TASK MATERIAL -
————————
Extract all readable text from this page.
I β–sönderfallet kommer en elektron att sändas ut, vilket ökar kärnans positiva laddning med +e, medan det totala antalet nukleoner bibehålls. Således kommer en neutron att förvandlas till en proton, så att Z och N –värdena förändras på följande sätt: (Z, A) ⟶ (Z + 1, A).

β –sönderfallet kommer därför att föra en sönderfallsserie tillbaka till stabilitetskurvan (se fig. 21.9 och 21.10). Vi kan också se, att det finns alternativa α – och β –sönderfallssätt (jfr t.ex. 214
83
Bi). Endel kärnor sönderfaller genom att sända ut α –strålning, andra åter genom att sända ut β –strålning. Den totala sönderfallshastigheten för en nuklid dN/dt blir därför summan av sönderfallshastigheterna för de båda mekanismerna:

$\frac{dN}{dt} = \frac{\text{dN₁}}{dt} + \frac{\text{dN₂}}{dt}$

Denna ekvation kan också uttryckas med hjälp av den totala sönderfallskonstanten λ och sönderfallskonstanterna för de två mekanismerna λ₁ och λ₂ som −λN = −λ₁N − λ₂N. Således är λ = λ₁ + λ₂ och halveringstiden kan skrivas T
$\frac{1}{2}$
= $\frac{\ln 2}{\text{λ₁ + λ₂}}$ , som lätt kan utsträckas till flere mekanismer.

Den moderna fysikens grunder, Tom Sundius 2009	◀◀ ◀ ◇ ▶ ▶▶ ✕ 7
————————
TASK REQUIREMENTS - Find the word "frac" in the data and show each line that holds it.

RESULT OF THIS EXERCISE -
$\frac{dN}{dt} = \frac{\text{dN₁}}{dt} + \frac{\text{dN₂}}{dt}$
$\frac{1}{2}$
= $\frac{\ln 2}{\text{λ₁ + λ₂}}$ , som lätt kan utsträckas till flere mekanismer.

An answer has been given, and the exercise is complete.